**Required work**
Without including any images, repeat the data exactly.

**Given data**
====

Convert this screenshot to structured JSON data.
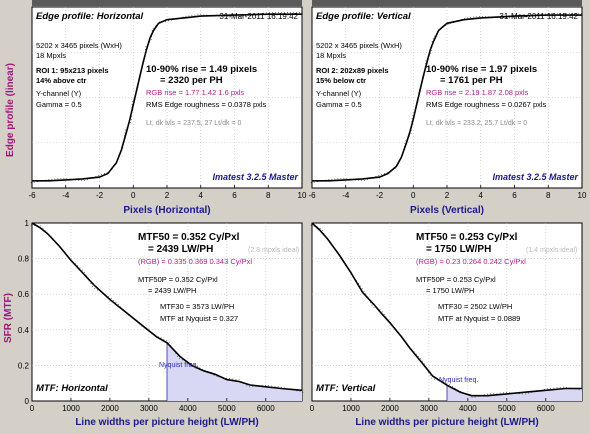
{
  "colors": {
    "background": "#d4d0c8",
    "plot_bg": "#ffffff",
    "curve": "#000000",
    "rgb_text": "#b0208a",
    "master_text": "#1a1a8a",
    "nyquist_fill": "#d8d8f4",
    "nyquist_line": "#2a2ab0",
    "ylabel_color": "#9a1a7a"
  },
  "shared": {
    "edge_ylabel": "Edge profile (linear)",
    "sfr_ylabel": "SFR (MTF)"
  },
  "chart_data": [
    {
      "type": "line",
      "id": "edge_h",
      "title": "Edge profile: Horizontal",
      "timestamp": "31-Mar-2011 16:19:42",
      "xlabel": "Pixels (Horizontal)",
      "xlim": [
        -6,
        10
      ],
      "ylim": [
        0,
        1
      ],
      "xticks": [
        -6,
        -4,
        -2,
        0,
        2,
        4,
        6,
        8,
        10
      ],
      "info_lines": [
        "5202 x 3465 pixels (WxH)",
        "18 Mpxls"
      ],
      "roi_line1": "ROI 1:  95x213 pixels",
      "roi_line2": "14% above ctr",
      "channel_lines": [
        "Y-channel  (Y)",
        "Gamma = 0.5"
      ],
      "rise_line1": "10-90% rise = 1.49 pixels",
      "rise_line2": "= 2320 per PH",
      "rgb_line": "RGB rise = 1.77  1.42  1.6 pxls",
      "rms_line": "RMS Edge roughness = 0.0378 pxls",
      "lt_line": "Lt, dk lvls = 237.5, 27   Lt/dk = 0",
      "master": "Imatest 3.2.5 Master",
      "x": [
        -6,
        -5,
        -4,
        -3,
        -2,
        -1.5,
        -1,
        -0.7,
        -0.4,
        -0.2,
        0,
        0.2,
        0.4,
        0.6,
        0.8,
        1,
        1.2,
        1.5,
        2,
        3,
        4,
        6,
        8,
        10
      ],
      "y": [
        0.04,
        0.04,
        0.045,
        0.05,
        0.06,
        0.08,
        0.14,
        0.21,
        0.31,
        0.38,
        0.46,
        0.54,
        0.62,
        0.7,
        0.77,
        0.83,
        0.87,
        0.91,
        0.93,
        0.94,
        0.95,
        0.955,
        0.96,
        0.96
      ]
    },
    {
      "type": "line",
      "id": "edge_v",
      "title": "Edge profile: Vertical",
      "timestamp": "31-Mar-2011 16:19:42",
      "xlabel": "Pixels (Vertical)",
      "xlim": [
        -6,
        10
      ],
      "ylim": [
        0,
        1
      ],
      "xticks": [
        -6,
        -4,
        -2,
        0,
        2,
        4,
        6,
        8,
        10
      ],
      "info_lines": [
        "5202 x 3465 pixels (WxH)",
        "18 Mpxls"
      ],
      "roi_line1": "ROI 2:  202x89 pixels",
      "roi_line2": "15% below ctr",
      "channel_lines": [
        "Y-channel  (Y)",
        "Gamma = 0.5"
      ],
      "rise_line1": "10-90% rise = 1.97 pixels",
      "rise_line2": "= 1761 per PH",
      "rgb_line": "RGB rise = 2.19  1.87  2.08 pxls",
      "rms_line": "RMS Edge roughness = 0.0267 pxls",
      "lt_line": "Lt, dk lvls = 233.2, 25.7   Lt/dk = 0",
      "master": "Imatest 3.2.5 Master",
      "x": [
        -6,
        -5,
        -4,
        -3,
        -2,
        -1.5,
        -1,
        -0.7,
        -0.4,
        -0.2,
        0,
        0.2,
        0.4,
        0.6,
        0.8,
        1,
        1.2,
        1.5,
        2,
        3,
        4,
        6,
        8,
        10
      ],
      "y": [
        0.04,
        0.04,
        0.045,
        0.05,
        0.06,
        0.08,
        0.12,
        0.17,
        0.25,
        0.31,
        0.38,
        0.46,
        0.54,
        0.62,
        0.69,
        0.76,
        0.81,
        0.87,
        0.91,
        0.93,
        0.94,
        0.95,
        0.955,
        0.955
      ]
    },
    {
      "type": "line",
      "id": "mtf_h",
      "title": "MTF: Horizontal",
      "xlabel": "Line widths per picture height (LW/PH)",
      "xlim": [
        0,
        6930
      ],
      "ylim": [
        0,
        1
      ],
      "xticks": [
        0,
        1000,
        2000,
        3000,
        4000,
        5000,
        6000
      ],
      "yticks": [
        0,
        0.2,
        0.4,
        0.6,
        0.8,
        1
      ],
      "mtf50_line1": "MTF50 = 0.352 Cy/Pxl",
      "mtf50_line2": "= 2439 LW/PH",
      "ideal_note": "(2.8 mpxls ideal)",
      "rgb_line": "(RGB) = 0.335  0.369  0.343 Cy/Pxl",
      "mtf50p_line1": "MTF50P = 0.352 Cy/Pxl",
      "mtf50p_line2": "= 2439 LW/PH",
      "mtf30_line": "MTF30 = 3573 LW/PH",
      "nyq_line": "MTF at Nyquist = 0.327",
      "nyquist_label": "Nyquist freq.",
      "nyquist_x": 3465,
      "x": [
        0,
        200,
        400,
        700,
        1000,
        1300,
        1600,
        2000,
        2400,
        2800,
        3200,
        3465,
        3800,
        4100,
        4400,
        4700,
        5000,
        5300,
        5600,
        6000,
        6400,
        6930
      ],
      "y": [
        1,
        0.975,
        0.94,
        0.87,
        0.79,
        0.72,
        0.65,
        0.57,
        0.5,
        0.43,
        0.36,
        0.327,
        0.25,
        0.2,
        0.17,
        0.15,
        0.12,
        0.11,
        0.09,
        0.08,
        0.07,
        0.06
      ]
    },
    {
      "type": "line",
      "id": "mtf_v",
      "title": "MTF: Vertical",
      "xlabel": "Line widths per picture height (LW/PH)",
      "xlim": [
        0,
        6930
      ],
      "ylim": [
        0,
        1
      ],
      "xticks": [
        0,
        1000,
        2000,
        3000,
        4000,
        5000,
        6000
      ],
      "yticks": [
        0,
        0.2,
        0.4,
        0.6,
        0.8,
        1
      ],
      "mtf50_line1": "MTF50 = 0.253 Cy/Pxl",
      "mtf50_line2": "= 1750 LW/PH",
      "ideal_note": "(1.4 mpxls ideal)",
      "rgb_line": "(RGB) = 0.23  0.264  0.242 Cy/Pxl",
      "mtf50p_line1": "MTF50P = 0.253 Cy/Pxl",
      "mtf50p_line2": "= 1750 LW/PH",
      "mtf30_line": "MTF30 = 2502 LW/PH",
      "nyq_line": "MTF at Nyquist = 0.0889",
      "nyquist_label": "Nyquist freq.",
      "nyquist_x": 3465,
      "x": [
        0,
        200,
        400,
        700,
        1000,
        1300,
        1600,
        1750,
        2000,
        2300,
        2502,
        2800,
        3100,
        3465,
        3800,
        4100,
        4500,
        5000,
        5500,
        6000,
        6500,
        6930
      ],
      "y": [
        1,
        0.96,
        0.91,
        0.82,
        0.72,
        0.61,
        0.54,
        0.5,
        0.44,
        0.36,
        0.3,
        0.22,
        0.14,
        0.089,
        0.05,
        0.03,
        0.03,
        0.04,
        0.05,
        0.06,
        0.07,
        0.07
      ]
    }
  ]
}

====

**Completed exercise**
Convert this screenshot to structured JSON data.
{
  "colors": {
    "background": "#d4d0c8",
    "plot_bg": "#ffffff",
    "curve": "#000000",
    "rgb_text": "#b0208a",
    "master_text": "#1a1a8a",
    "nyquist_fill": "#d8d8f4",
    "nyquist_line": "#2a2ab0",
    "ylabel_color": "#9a1a7a"
  },
  "shared": {
    "edge_ylabel": "Edge profile (linear)",
    "sfr_ylabel": "SFR (MTF)"
  },
  "chart_data": [
    {
      "type": "line",
      "id": "edge_h",
      "title": "Edge profile: Horizontal",
      "timestamp": "31-Mar-2011 16:19:42",
      "xlabel": "Pixels (Horizontal)",
      "xlim": [
        -6,
        10
      ],
      "ylim": [
        0,
        1
      ],
      "xticks": [
        -6,
        -4,
        -2,
        0,
        2,
        4,
        6,
        8,
        10
      ],
      "info_lines": [
        "5202 x 3465 pixels (WxH)",
        "18 Mpxls"
      ],
      "roi_line1": "ROI 1:  95x213 pixels",
      "roi_line2": "14% above ctr",
      "channel_lines": [
        "Y-channel  (Y)",
        "Gamma = 0.5"
      ],
      "rise_line1": "10-90% rise = 1.49 pixels",
      "rise_line2": "= 2320 per PH",
      "rgb_line": "RGB rise = 1.77  1.42  1.6 pxls",
      "rms_line": "RMS Edge roughness = 0.0378 pxls",
      "lt_line": "Lt, dk lvls = 237.5, 27   Lt/dk = 0",
      "master": "Imatest 3.2.5 Master",
      "x": [
        -6,
        -5,
        -4,
        -3,
        -2,
        -1.5,
        -1,
        -0.7,
        -0.4,
        -0.2,
        0,
        0.2,
        0.4,
        0.6,
        0.8,
        1,
        1.2,
        1.5,
        2,
        3,
        4,
        6,
        8,
        10
      ],
      "y": [
        0.04,
        0.04,
        0.045,
        0.05,
        0.06,
        0.08,
        0.14,
        0.21,
        0.31,
        0.38,
        0.46,
        0.54,
        0.62,
        0.7,
        0.77,
        0.83,
        0.87,
        0.91,
        0.93,
        0.94,
        0.95,
        0.955,
        0.96,
        0.96
      ]
    },
    {
      "type": "line",
      "id": "edge_v",
      "title": "Edge profile: Vertical",
      "timestamp": "31-Mar-2011 16:19:42",
      "xlabel": "Pixels (Vertical)",
      "xlim": [
        -6,
        10
      ],
      "ylim": [
        0,
        1
      ],
      "xticks": [
        -6,
        -4,
        -2,
        0,
        2,
        4,
        6,
        8,
        10
      ],
      "info_lines": [
        "5202 x 3465 pixels (WxH)",
        "18 Mpxls"
      ],
      "roi_line1": "ROI 2:  202x89 pixels",
      "roi_line2": "15% below ctr",
      "channel_lines": [
        "Y-channel  (Y)",
        "Gamma = 0.5"
      ],
      "rise_line1": "10-90% rise = 1.97 pixels",
      "rise_line2": "= 1761 per PH",
      "rgb_line": "RGB rise = 2.19  1.87  2.08 pxls",
      "rms_line": "RMS Edge roughness = 0.0267 pxls",
      "lt_line": "Lt, dk lvls = 233.2, 25.7   Lt/dk = 0",
      "master": "Imatest 3.2.5 Master",
      "x": [
        -6,
        -5,
        -4,
        -3,
        -2,
        -1.5,
        -1,
        -0.7,
        -0.4,
        -0.2,
        0,
        0.2,
        0.4,
        0.6,
        0.8,
        1,
        1.2,
        1.5,
        2,
        3,
        4,
        6,
        8,
        10
      ],
      "y": [
        0.04,
        0.04,
        0.045,
        0.05,
        0.06,
        0.08,
        0.12,
        0.17,
        0.25,
        0.31,
        0.38,
        0.46,
        0.54,
        0.62,
        0.69,
        0.76,
        0.81,
        0.87,
        0.91,
        0.93,
        0.94,
        0.95,
        0.955,
        0.955
      ]
    },
    {
      "type": "line",
      "id": "mtf_h",
      "title": "MTF: Horizontal",
      "xlabel": "Line widths per picture height (LW/PH)",
      "xlim": [
        0,
        6930
      ],
      "ylim": [
        0,
        1
      ],
      "xticks": [
        0,
        1000,
        2000,
        3000,
        4000,
        5000,
        6000
      ],
      "yticks": [
        0,
        0.2,
        0.4,
        0.6,
        0.8,
        1
      ],
      "mtf50_line1": "MTF50 = 0.352 Cy/Pxl",
      "mtf50_line2": "= 2439 LW/PH",
      "ideal_note": "(2.8 mpxls ideal)",
      "rgb_line": "(RGB) = 0.335  0.369  0.343 Cy/Pxl",
      "mtf50p_line1": "MTF50P = 0.352 Cy/Pxl",
      "mtf50p_line2": "= 2439 LW/PH",
      "mtf30_line": "MTF30 = 3573 LW/PH",
      "nyq_line": "MTF at Nyquist = 0.327",
      "nyquist_label": "Nyquist freq.",
      "nyquist_x": 3465,
      "x": [
        0,
        200,
        400,
        700,
        1000,
        1300,
        1600,
        2000,
        2400,
        2800,
        3200,
        3465,
        3800,
        4100,
        4400,
        4700,
        5000,
        5300,
        5600,
        6000,
        6400,
        6930
      ],
      "y": [
        1,
        0.975,
        0.94,
        0.87,
        0.79,
        0.72,
        0.65,
        0.57,
        0.5,
        0.43,
        0.36,
        0.327,
        0.25,
        0.2,
        0.17,
        0.15,
        0.12,
        0.11,
        0.09,
        0.08,
        0.07,
        0.06
      ]
    },
    {
      "type": "line",
      "id": "mtf_v",
      "title": "MTF: Vertical",
      "xlabel": "Line widths per picture height (LW/PH)",
      "xlim": [
        0,
        6930
      ],
      "ylim": [
        0,
        1
      ],
      "xticks": [
        0,
        1000,
        2000,
        3000,
        4000,
        5000,
        6000
      ],
      "yticks": [
        0,
        0.2,
        0.4,
        0.6,
        0.8,
        1
      ],
      "mtf50_line1": "MTF50 = 0.253 Cy/Pxl",
      "mtf50_line2": "= 1750 LW/PH",
      "ideal_note": "(1.4 mpxls ideal)",
      "rgb_line": "(RGB) = 0.23  0.264  0.242 Cy/Pxl",
      "mtf50p_line1": "MTF50P = 0.253 Cy/Pxl",
      "mtf50p_line2": "= 1750 LW/PH",
      "mtf30_line": "MTF30 = 2502 LW/PH",
      "nyq_line": "MTF at Nyquist = 0.0889",
      "nyquist_label": "Nyquist freq.",
      "nyquist_x": 3465,
      "x": [
        0,
        200,
        400,
        700,
        1000,
        1300,
        1600,
        1750,
        2000,
        2300,
        2502,
        2800,
        3100,
        3465,
        3800,
        4100,
        4500,
        5000,
        5500,
        6000,
        6500,
        6930
      ],
      "y": [
        1,
        0.96,
        0.91,
        0.82,
        0.72,
        0.61,
        0.54,
        0.5,
        0.44,
        0.36,
        0.3,
        0.22,
        0.14,
        0.089,
        0.05,
        0.03,
        0.03,
        0.04,
        0.05,
        0.06,
        0.07,
        0.07
      ]
    }
  ]
}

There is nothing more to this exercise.